--- BEGIN PROVIDED RECORDS ---

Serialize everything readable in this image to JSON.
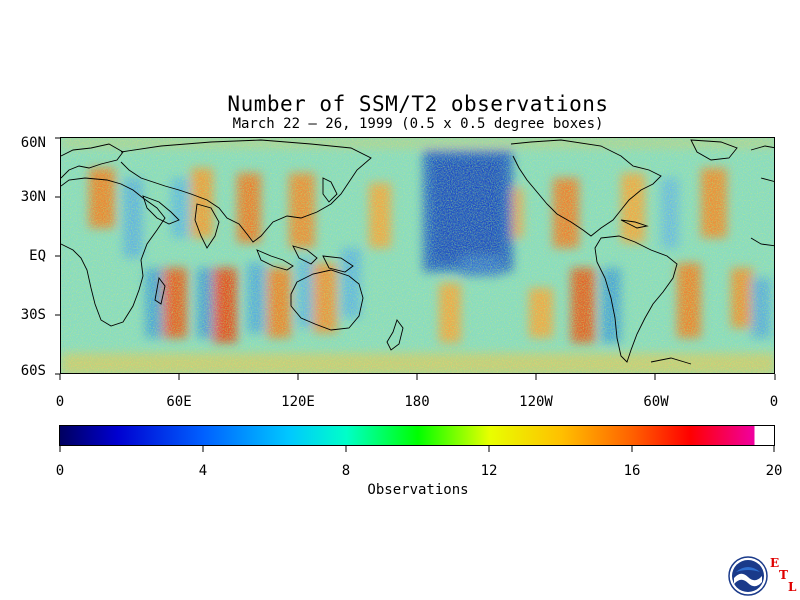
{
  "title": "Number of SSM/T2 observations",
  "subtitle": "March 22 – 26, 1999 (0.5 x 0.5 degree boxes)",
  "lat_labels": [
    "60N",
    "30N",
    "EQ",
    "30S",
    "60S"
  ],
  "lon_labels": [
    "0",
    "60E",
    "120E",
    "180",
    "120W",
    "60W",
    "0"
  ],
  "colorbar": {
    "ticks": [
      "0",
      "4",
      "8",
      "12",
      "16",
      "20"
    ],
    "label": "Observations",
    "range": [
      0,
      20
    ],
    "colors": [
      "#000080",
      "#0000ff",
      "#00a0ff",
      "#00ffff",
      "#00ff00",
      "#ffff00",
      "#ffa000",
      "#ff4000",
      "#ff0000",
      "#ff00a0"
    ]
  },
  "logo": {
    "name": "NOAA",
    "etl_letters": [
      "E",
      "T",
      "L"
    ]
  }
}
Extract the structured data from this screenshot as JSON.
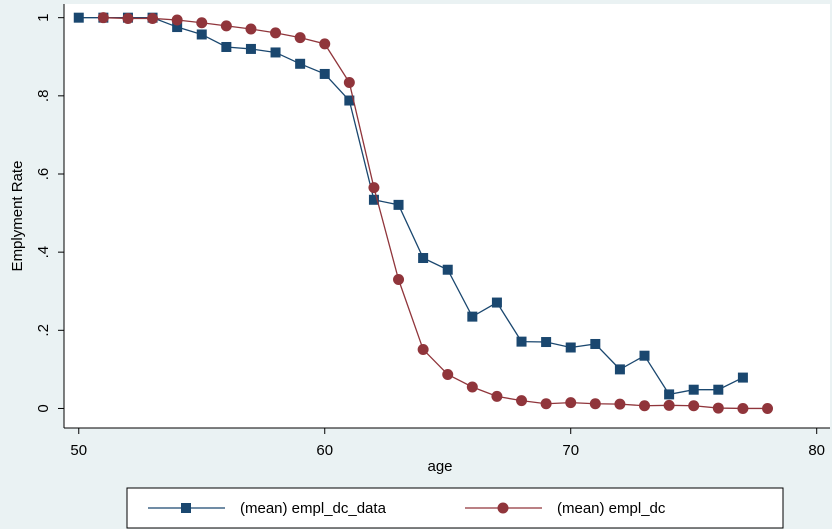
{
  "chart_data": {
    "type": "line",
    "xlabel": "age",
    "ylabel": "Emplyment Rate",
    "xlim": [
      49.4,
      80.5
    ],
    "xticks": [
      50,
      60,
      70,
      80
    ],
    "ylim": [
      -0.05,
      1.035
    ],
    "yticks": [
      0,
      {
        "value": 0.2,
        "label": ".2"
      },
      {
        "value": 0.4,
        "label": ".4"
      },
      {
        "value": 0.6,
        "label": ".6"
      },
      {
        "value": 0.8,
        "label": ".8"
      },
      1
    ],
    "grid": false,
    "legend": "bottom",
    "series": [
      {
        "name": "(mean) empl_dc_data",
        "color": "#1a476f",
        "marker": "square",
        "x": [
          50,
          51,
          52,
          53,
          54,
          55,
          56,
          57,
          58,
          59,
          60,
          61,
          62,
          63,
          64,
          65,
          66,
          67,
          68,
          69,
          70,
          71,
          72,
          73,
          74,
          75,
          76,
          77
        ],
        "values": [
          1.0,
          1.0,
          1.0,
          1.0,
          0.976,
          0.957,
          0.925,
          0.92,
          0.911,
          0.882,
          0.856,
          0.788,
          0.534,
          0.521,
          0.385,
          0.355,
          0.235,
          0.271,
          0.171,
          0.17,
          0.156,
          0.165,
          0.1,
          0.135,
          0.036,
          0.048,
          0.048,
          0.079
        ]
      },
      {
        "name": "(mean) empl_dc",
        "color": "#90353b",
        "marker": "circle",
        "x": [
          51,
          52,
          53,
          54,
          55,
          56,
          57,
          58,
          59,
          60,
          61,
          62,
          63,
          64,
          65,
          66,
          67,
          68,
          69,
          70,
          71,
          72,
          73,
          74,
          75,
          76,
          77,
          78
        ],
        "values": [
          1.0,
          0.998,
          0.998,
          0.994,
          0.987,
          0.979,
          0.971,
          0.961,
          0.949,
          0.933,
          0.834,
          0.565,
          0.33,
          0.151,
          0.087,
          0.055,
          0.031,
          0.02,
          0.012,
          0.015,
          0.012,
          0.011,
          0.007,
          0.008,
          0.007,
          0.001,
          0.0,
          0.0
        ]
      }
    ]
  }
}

--- END PROVIDED RECORDS ---

◆ **EXERCISE OBJECTIVE**
Images should not appear in the copy; retype the listing above exactly.

◆ **OUTPUT FOR THIS TASK**
Serialize everything readable in this image to JSON.
{
  "title": "Number of SSM/T2 observations",
  "subtitle": "March 22 – 26, 1999 (0.5 x 0.5 degree boxes)",
  "lat_labels": [
    "60N",
    "30N",
    "EQ",
    "30S",
    "60S"
  ],
  "lon_labels": [
    "0",
    "60E",
    "120E",
    "180",
    "120W",
    "60W",
    "0"
  ],
  "colorbar": {
    "ticks": [
      "0",
      "4",
      "8",
      "12",
      "16",
      "20"
    ],
    "label": "Observations",
    "range": [
      0,
      20
    ],
    "colors": [
      "#000080",
      "#0000ff",
      "#00a0ff",
      "#00ffff",
      "#00ff00",
      "#ffff00",
      "#ffa000",
      "#ff4000",
      "#ff0000",
      "#ff00a0"
    ]
  },
  "logo": {
    "name": "NOAA",
    "etl_letters": [
      "E",
      "T",
      "L"
    ]
  }
}
Extract the structured data from this screenshot as JSON.
{
  "chart_data": {
    "type": "line",
    "xlabel": "age",
    "ylabel": "Emplyment Rate",
    "xlim": [
      49.4,
      80.5
    ],
    "xticks": [
      50,
      60,
      70,
      80
    ],
    "ylim": [
      -0.05,
      1.035
    ],
    "yticks": [
      0,
      {
        "value": 0.2,
        "label": ".2"
      },
      {
        "value": 0.4,
        "label": ".4"
      },
      {
        "value": 0.6,
        "label": ".6"
      },
      {
        "value": 0.8,
        "label": ".8"
      },
      1
    ],
    "grid": false,
    "legend": "bottom",
    "series": [
      {
        "name": "(mean) empl_dc_data",
        "color": "#1a476f",
        "marker": "square",
        "x": [
          50,
          51,
          52,
          53,
          54,
          55,
          56,
          57,
          58,
          59,
          60,
          61,
          62,
          63,
          64,
          65,
          66,
          67,
          68,
          69,
          70,
          71,
          72,
          73,
          74,
          75,
          76,
          77
        ],
        "values": [
          1.0,
          1.0,
          1.0,
          1.0,
          0.976,
          0.957,
          0.925,
          0.92,
          0.911,
          0.882,
          0.856,
          0.788,
          0.534,
          0.521,
          0.385,
          0.355,
          0.235,
          0.271,
          0.171,
          0.17,
          0.156,
          0.165,
          0.1,
          0.135,
          0.036,
          0.048,
          0.048,
          0.079
        ]
      },
      {
        "name": "(mean) empl_dc",
        "color": "#90353b",
        "marker": "circle",
        "x": [
          51,
          52,
          53,
          54,
          55,
          56,
          57,
          58,
          59,
          60,
          61,
          62,
          63,
          64,
          65,
          66,
          67,
          68,
          69,
          70,
          71,
          72,
          73,
          74,
          75,
          76,
          77,
          78
        ],
        "values": [
          1.0,
          0.998,
          0.998,
          0.994,
          0.987,
          0.979,
          0.971,
          0.961,
          0.949,
          0.933,
          0.834,
          0.565,
          0.33,
          0.151,
          0.087,
          0.055,
          0.031,
          0.02,
          0.012,
          0.015,
          0.012,
          0.011,
          0.007,
          0.008,
          0.007,
          0.001,
          0.0,
          0.0
        ]
      }
    ]
  }
}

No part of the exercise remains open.